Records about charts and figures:

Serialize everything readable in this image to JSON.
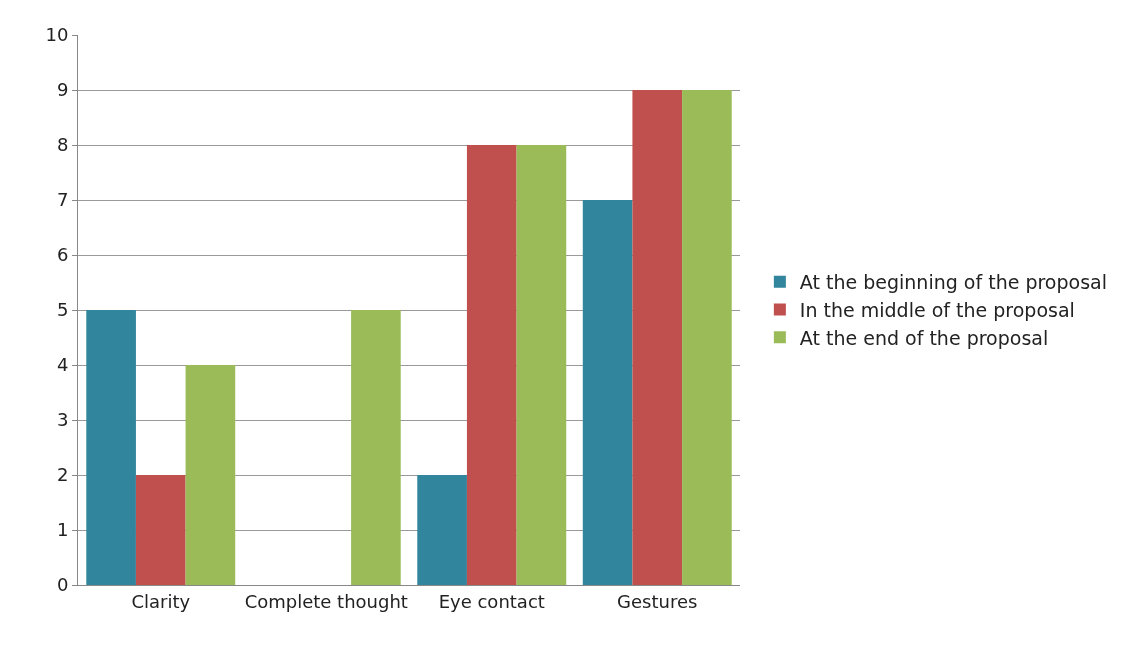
{
  "chart_data": {
    "type": "bar",
    "categories": [
      "Clarity",
      "Complete thought",
      "Eye contact",
      "Gestures"
    ],
    "series": [
      {
        "name": "At the beginning of the proposal",
        "color": "#31859c",
        "values": [
          5,
          0,
          2,
          7
        ]
      },
      {
        "name": "In the middle of the proposal",
        "color": "#c0504d",
        "values": [
          2,
          0,
          8,
          9
        ]
      },
      {
        "name": "At the end of the proposal",
        "color": "#9bbb59",
        "values": [
          4,
          5,
          8,
          9
        ]
      }
    ],
    "ylim": [
      0,
      10
    ],
    "yticks": [
      0,
      1,
      2,
      3,
      4,
      5,
      6,
      7,
      8,
      9,
      10
    ],
    "grid": "y",
    "legend": "right"
  }
}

Given request: Leave out the pictures and restate everything else word for word.

Final result:
Serialize everything readable in this image to JSON.
{
  "chart_data": {
    "type": "bar",
    "categories": [
      "Clarity",
      "Complete thought",
      "Eye contact",
      "Gestures"
    ],
    "series": [
      {
        "name": "At the beginning of the proposal",
        "color": "#31859c",
        "values": [
          5,
          0,
          2,
          7
        ]
      },
      {
        "name": "In the middle of the proposal",
        "color": "#c0504d",
        "values": [
          2,
          0,
          8,
          9
        ]
      },
      {
        "name": "At the end of the proposal",
        "color": "#9bbb59",
        "values": [
          4,
          5,
          8,
          9
        ]
      }
    ],
    "ylim": [
      0,
      10
    ],
    "yticks": [
      0,
      1,
      2,
      3,
      4,
      5,
      6,
      7,
      8,
      9,
      10
    ],
    "grid": "y",
    "legend": "right"
  }
}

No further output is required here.